DO THIS:
Write out every entry word for word.

* Begin DATA SUPPLIED *

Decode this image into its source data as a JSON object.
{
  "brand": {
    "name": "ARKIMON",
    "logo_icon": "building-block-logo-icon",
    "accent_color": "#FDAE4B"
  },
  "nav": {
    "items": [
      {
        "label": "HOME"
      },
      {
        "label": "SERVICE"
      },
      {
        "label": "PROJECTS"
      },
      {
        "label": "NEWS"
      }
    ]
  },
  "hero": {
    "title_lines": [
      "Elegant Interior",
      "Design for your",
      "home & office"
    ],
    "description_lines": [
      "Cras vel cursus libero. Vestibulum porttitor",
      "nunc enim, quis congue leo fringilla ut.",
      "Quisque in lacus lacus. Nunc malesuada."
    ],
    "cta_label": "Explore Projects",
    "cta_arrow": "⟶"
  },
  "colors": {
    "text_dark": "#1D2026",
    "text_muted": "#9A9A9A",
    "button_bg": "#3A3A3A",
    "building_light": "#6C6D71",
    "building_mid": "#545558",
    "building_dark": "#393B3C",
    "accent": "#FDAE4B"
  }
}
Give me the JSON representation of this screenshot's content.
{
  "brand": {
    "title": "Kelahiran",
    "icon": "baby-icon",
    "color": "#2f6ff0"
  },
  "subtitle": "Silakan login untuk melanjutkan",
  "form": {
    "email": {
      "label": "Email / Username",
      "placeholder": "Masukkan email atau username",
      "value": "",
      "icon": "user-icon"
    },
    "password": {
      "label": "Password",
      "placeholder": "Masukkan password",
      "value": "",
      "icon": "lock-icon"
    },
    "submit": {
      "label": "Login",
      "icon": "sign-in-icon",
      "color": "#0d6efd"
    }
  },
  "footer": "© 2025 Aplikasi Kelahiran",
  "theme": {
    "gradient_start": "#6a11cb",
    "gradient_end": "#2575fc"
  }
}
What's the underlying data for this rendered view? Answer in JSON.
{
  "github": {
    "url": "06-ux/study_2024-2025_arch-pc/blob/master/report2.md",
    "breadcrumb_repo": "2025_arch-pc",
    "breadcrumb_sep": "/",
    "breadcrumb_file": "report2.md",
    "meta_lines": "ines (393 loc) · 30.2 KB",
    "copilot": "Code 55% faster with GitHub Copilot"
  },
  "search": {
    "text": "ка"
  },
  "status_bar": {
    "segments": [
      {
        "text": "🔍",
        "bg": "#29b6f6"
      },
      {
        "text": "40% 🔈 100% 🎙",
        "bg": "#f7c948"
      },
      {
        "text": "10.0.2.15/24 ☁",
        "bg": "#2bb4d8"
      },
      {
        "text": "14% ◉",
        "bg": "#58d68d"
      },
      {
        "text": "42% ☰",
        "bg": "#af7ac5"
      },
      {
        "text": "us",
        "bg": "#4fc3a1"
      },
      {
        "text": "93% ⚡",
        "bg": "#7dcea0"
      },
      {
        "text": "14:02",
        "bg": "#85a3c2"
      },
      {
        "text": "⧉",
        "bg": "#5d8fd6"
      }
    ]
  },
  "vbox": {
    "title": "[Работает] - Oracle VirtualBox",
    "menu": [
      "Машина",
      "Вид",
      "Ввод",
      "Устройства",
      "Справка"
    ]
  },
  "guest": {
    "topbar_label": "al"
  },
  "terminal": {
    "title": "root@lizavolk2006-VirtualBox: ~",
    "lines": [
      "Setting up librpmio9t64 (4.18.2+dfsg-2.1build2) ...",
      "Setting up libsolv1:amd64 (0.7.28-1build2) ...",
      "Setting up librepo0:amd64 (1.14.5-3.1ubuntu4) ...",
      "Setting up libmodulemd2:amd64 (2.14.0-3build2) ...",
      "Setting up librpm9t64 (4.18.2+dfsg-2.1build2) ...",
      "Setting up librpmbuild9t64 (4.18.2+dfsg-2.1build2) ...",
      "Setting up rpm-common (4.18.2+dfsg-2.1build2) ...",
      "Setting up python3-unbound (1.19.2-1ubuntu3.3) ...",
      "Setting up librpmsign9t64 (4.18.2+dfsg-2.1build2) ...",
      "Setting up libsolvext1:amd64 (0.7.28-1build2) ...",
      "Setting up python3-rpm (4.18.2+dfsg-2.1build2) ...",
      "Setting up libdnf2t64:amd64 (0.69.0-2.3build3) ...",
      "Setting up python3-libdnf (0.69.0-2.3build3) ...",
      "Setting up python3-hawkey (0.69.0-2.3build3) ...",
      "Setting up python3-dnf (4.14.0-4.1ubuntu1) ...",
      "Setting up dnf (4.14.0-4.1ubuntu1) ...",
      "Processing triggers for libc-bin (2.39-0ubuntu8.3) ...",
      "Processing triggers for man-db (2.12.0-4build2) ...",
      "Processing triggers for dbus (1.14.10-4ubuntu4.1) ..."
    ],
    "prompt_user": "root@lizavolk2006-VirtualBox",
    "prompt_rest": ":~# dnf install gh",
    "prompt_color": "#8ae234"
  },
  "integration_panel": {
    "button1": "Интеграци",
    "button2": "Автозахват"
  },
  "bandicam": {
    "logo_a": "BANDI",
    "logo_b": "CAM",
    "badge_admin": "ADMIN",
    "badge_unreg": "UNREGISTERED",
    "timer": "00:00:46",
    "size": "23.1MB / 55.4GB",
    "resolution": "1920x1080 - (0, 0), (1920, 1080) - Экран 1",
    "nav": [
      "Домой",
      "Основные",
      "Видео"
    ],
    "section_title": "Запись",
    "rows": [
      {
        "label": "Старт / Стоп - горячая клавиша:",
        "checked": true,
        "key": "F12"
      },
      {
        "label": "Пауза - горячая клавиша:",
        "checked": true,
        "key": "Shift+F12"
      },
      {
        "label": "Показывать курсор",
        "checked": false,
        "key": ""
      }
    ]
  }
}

* End DATA SUPPLIED *

SOLUTION BELOW:
Decode this image into its source data as a JSON object.
{
  "brand": {
    "name": "ARKIMON",
    "logo_icon": "building-block-logo-icon",
    "accent_color": "#FDAE4B"
  },
  "nav": {
    "items": [
      {
        "label": "HOME"
      },
      {
        "label": "SERVICE"
      },
      {
        "label": "PROJECTS"
      },
      {
        "label": "NEWS"
      }
    ]
  },
  "hero": {
    "title_lines": [
      "Elegant Interior",
      "Design for your",
      "home & office"
    ],
    "description_lines": [
      "Cras vel cursus libero. Vestibulum porttitor",
      "nunc enim, quis congue leo fringilla ut.",
      "Quisque in lacus lacus. Nunc malesuada."
    ],
    "cta_label": "Explore Projects",
    "cta_arrow": "⟶"
  },
  "colors": {
    "text_dark": "#1D2026",
    "text_muted": "#9A9A9A",
    "button_bg": "#3A3A3A",
    "building_light": "#6C6D71",
    "building_mid": "#545558",
    "building_dark": "#393B3C",
    "accent": "#FDAE4B"
  }
}
Give me the JSON representation of this screenshot's content.
{
  "brand": {
    "title": "Kelahiran",
    "icon": "baby-icon",
    "color": "#2f6ff0"
  },
  "subtitle": "Silakan login untuk melanjutkan",
  "form": {
    "email": {
      "label": "Email / Username",
      "placeholder": "Masukkan email atau username",
      "value": "",
      "icon": "user-icon"
    },
    "password": {
      "label": "Password",
      "placeholder": "Masukkan password",
      "value": "",
      "icon": "lock-icon"
    },
    "submit": {
      "label": "Login",
      "icon": "sign-in-icon",
      "color": "#0d6efd"
    }
  },
  "footer": "© 2025 Aplikasi Kelahiran",
  "theme": {
    "gradient_start": "#6a11cb",
    "gradient_end": "#2575fc"
  }
}
What's the underlying data for this rendered view? Answer in JSON.
{
  "github": {
    "url": "06-ux/study_2024-2025_arch-pc/blob/master/report2.md",
    "breadcrumb_repo": "2025_arch-pc",
    "breadcrumb_sep": "/",
    "breadcrumb_file": "report2.md",
    "meta_lines": "ines (393 loc) · 30.2 KB",
    "copilot": "Code 55% faster with GitHub Copilot"
  },
  "search": {
    "text": "ка"
  },
  "status_bar": {
    "segments": [
      {
        "text": "🔍",
        "bg": "#29b6f6"
      },
      {
        "text": "40% 🔈 100% 🎙",
        "bg": "#f7c948"
      },
      {
        "text": "10.0.2.15/24 ☁",
        "bg": "#2bb4d8"
      },
      {
        "text": "14% ◉",
        "bg": "#58d68d"
      },
      {
        "text": "42% ☰",
        "bg": "#af7ac5"
      },
      {
        "text": "us",
        "bg": "#4fc3a1"
      },
      {
        "text": "93% ⚡",
        "bg": "#7dcea0"
      },
      {
        "text": "14:02",
        "bg": "#85a3c2"
      },
      {
        "text": "⧉",
        "bg": "#5d8fd6"
      }
    ]
  },
  "vbox": {
    "title": "[Работает] - Oracle VirtualBox",
    "menu": [
      "Машина",
      "Вид",
      "Ввод",
      "Устройства",
      "Справка"
    ]
  },
  "guest": {
    "topbar_label": "al"
  },
  "terminal": {
    "title": "root@lizavolk2006-VirtualBox: ~",
    "lines": [
      "Setting up librpmio9t64 (4.18.2+dfsg-2.1build2) ...",
      "Setting up libsolv1:amd64 (0.7.28-1build2) ...",
      "Setting up librepo0:amd64 (1.14.5-3.1ubuntu4) ...",
      "Setting up libmodulemd2:amd64 (2.14.0-3build2) ...",
      "Setting up librpm9t64 (4.18.2+dfsg-2.1build2) ...",
      "Setting up librpmbuild9t64 (4.18.2+dfsg-2.1build2) ...",
      "Setting up rpm-common (4.18.2+dfsg-2.1build2) ...",
      "Setting up python3-unbound (1.19.2-1ubuntu3.3) ...",
      "Setting up librpmsign9t64 (4.18.2+dfsg-2.1build2) ...",
      "Setting up libsolvext1:amd64 (0.7.28-1build2) ...",
      "Setting up python3-rpm (4.18.2+dfsg-2.1build2) ...",
      "Setting up libdnf2t64:amd64 (0.69.0-2.3build3) ...",
      "Setting up python3-libdnf (0.69.0-2.3build3) ...",
      "Setting up python3-hawkey (0.69.0-2.3build3) ...",
      "Setting up python3-dnf (4.14.0-4.1ubuntu1) ...",
      "Setting up dnf (4.14.0-4.1ubuntu1) ...",
      "Processing triggers for libc-bin (2.39-0ubuntu8.3) ...",
      "Processing triggers for man-db (2.12.0-4build2) ...",
      "Processing triggers for dbus (1.14.10-4ubuntu4.1) ..."
    ],
    "prompt_user": "root@lizavolk2006-VirtualBox",
    "prompt_rest": ":~# dnf install gh",
    "prompt_color": "#8ae234"
  },
  "integration_panel": {
    "button1": "Интеграци",
    "button2": "Автозахват"
  },
  "bandicam": {
    "logo_a": "BANDI",
    "logo_b": "CAM",
    "badge_admin": "ADMIN",
    "badge_unreg": "UNREGISTERED",
    "timer": "00:00:46",
    "size": "23.1MB / 55.4GB",
    "resolution": "1920x1080 - (0, 0), (1920, 1080) - Экран 1",
    "nav": [
      "Домой",
      "Основные",
      "Видео"
    ],
    "section_title": "Запись",
    "rows": [
      {
        "label": "Старт / Стоп - горячая клавиша:",
        "checked": true,
        "key": "F12"
      },
      {
        "label": "Пауза - горячая клавиша:",
        "checked": true,
        "key": "Shift+F12"
      },
      {
        "label": "Показывать курсор",
        "checked": false,
        "key": ""
      }
    ]
  }
}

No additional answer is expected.